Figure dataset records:
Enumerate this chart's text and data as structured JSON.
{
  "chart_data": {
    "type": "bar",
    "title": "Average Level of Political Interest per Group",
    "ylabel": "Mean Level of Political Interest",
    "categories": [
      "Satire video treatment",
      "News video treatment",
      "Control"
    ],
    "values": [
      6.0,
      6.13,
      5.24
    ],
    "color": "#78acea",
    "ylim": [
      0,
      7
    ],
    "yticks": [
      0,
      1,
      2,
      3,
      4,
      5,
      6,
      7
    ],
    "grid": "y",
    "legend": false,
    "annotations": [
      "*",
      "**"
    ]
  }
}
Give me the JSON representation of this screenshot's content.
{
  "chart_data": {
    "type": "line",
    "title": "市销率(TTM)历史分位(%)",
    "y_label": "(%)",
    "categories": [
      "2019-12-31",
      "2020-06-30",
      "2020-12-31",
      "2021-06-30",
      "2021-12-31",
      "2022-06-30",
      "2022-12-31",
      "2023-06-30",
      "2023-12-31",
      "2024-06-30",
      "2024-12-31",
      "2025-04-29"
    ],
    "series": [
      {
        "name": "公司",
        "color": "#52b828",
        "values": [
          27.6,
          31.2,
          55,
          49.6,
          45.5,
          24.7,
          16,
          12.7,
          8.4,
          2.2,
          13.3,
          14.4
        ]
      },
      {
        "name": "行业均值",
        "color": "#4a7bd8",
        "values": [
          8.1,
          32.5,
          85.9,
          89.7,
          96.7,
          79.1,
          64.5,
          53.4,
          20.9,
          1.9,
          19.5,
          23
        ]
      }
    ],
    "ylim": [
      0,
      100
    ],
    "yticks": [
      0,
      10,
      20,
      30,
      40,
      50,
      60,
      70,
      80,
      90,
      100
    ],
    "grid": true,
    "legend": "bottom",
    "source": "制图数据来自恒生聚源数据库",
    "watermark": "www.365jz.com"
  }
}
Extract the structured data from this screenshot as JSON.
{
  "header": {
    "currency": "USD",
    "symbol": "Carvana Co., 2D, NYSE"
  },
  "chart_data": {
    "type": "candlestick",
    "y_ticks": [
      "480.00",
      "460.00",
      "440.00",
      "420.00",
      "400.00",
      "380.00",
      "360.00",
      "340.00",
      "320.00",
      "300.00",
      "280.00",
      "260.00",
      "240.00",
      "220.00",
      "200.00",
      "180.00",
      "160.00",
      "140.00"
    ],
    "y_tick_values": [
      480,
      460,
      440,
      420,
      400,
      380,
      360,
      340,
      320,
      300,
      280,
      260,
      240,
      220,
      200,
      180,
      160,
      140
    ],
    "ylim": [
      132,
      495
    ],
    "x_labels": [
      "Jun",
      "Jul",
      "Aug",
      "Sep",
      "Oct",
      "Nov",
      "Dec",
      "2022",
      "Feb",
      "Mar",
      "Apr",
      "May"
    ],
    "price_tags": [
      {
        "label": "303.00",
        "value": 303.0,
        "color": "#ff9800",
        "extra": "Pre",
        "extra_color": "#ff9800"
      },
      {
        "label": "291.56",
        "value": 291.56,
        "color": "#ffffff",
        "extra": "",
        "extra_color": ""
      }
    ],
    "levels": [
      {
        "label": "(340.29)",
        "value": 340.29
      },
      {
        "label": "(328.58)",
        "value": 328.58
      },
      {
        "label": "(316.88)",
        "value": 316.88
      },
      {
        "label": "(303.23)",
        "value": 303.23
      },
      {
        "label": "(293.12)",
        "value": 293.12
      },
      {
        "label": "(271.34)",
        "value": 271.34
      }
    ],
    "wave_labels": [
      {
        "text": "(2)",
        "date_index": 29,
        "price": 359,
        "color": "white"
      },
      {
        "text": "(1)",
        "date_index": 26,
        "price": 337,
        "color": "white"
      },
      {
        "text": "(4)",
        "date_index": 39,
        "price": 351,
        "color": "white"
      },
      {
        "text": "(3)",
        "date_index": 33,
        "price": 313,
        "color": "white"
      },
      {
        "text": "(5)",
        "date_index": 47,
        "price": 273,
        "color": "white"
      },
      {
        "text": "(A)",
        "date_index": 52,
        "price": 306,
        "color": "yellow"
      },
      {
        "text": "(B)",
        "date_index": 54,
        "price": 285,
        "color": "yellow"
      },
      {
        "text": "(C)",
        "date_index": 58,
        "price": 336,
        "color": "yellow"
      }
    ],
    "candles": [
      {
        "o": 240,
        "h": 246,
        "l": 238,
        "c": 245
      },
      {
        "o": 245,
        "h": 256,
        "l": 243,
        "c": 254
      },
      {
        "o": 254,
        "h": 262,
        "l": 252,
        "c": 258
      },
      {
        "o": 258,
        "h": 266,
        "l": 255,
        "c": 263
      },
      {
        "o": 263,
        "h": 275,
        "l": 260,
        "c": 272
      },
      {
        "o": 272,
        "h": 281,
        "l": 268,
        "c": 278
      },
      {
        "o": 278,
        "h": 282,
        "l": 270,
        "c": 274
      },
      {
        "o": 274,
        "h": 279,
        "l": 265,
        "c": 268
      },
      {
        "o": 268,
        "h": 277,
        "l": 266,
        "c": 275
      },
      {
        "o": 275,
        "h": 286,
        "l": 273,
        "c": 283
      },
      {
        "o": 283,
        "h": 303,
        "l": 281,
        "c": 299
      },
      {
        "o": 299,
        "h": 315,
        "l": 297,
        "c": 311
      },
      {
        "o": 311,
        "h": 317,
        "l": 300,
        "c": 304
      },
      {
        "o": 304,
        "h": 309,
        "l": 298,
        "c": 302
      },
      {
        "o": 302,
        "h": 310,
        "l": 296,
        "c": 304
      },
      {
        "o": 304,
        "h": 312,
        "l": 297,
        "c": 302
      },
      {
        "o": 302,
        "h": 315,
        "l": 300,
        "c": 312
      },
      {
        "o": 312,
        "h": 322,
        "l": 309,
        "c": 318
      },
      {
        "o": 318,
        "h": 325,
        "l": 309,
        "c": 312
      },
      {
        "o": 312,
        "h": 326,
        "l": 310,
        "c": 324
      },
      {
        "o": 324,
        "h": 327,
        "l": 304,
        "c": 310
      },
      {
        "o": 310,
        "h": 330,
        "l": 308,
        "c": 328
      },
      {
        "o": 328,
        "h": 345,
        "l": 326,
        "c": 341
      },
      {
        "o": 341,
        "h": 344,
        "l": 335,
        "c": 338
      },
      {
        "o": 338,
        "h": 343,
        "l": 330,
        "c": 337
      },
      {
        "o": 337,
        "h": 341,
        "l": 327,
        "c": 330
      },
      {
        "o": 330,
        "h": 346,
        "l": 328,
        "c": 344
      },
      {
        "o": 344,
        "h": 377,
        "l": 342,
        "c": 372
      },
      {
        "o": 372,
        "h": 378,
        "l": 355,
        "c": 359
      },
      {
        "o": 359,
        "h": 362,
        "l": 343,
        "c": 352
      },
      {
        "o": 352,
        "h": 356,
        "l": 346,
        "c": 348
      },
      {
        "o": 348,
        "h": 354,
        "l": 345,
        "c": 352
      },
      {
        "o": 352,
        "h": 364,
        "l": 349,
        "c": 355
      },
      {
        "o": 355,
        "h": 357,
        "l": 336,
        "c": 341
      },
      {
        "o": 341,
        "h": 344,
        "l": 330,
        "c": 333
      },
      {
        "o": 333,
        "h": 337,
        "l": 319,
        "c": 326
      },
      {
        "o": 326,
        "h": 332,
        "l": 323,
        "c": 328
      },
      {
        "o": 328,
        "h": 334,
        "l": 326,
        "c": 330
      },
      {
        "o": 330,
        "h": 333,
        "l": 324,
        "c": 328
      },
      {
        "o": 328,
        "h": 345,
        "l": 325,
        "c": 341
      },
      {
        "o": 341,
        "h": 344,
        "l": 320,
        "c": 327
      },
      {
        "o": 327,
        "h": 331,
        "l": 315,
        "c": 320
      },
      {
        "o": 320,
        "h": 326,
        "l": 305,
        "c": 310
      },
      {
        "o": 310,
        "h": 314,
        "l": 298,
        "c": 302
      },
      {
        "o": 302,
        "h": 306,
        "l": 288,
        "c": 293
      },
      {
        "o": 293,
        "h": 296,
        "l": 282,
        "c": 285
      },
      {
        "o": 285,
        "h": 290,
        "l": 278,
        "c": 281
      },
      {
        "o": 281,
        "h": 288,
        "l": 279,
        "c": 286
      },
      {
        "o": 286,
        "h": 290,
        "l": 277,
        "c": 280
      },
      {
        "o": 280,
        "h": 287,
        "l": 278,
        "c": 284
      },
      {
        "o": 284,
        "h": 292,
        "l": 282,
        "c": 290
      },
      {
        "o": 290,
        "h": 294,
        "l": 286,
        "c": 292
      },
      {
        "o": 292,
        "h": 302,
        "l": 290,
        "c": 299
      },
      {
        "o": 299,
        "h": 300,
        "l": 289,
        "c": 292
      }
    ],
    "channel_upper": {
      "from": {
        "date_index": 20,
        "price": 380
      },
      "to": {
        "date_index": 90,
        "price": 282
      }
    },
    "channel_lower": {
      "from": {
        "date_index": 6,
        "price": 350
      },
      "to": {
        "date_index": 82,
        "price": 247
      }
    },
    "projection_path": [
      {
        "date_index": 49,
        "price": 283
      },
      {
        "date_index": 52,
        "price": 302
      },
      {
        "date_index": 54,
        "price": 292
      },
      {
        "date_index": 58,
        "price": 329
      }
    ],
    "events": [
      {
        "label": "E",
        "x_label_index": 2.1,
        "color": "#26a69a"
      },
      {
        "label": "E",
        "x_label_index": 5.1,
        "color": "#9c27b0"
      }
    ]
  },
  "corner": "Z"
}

[JOB]: Go through the entries and return each line where the word "structured" appears.

[SOLUTION]:
Enumerate this chart's text and data as structured JSON.
Extract the structured data from this screenshot as JSON.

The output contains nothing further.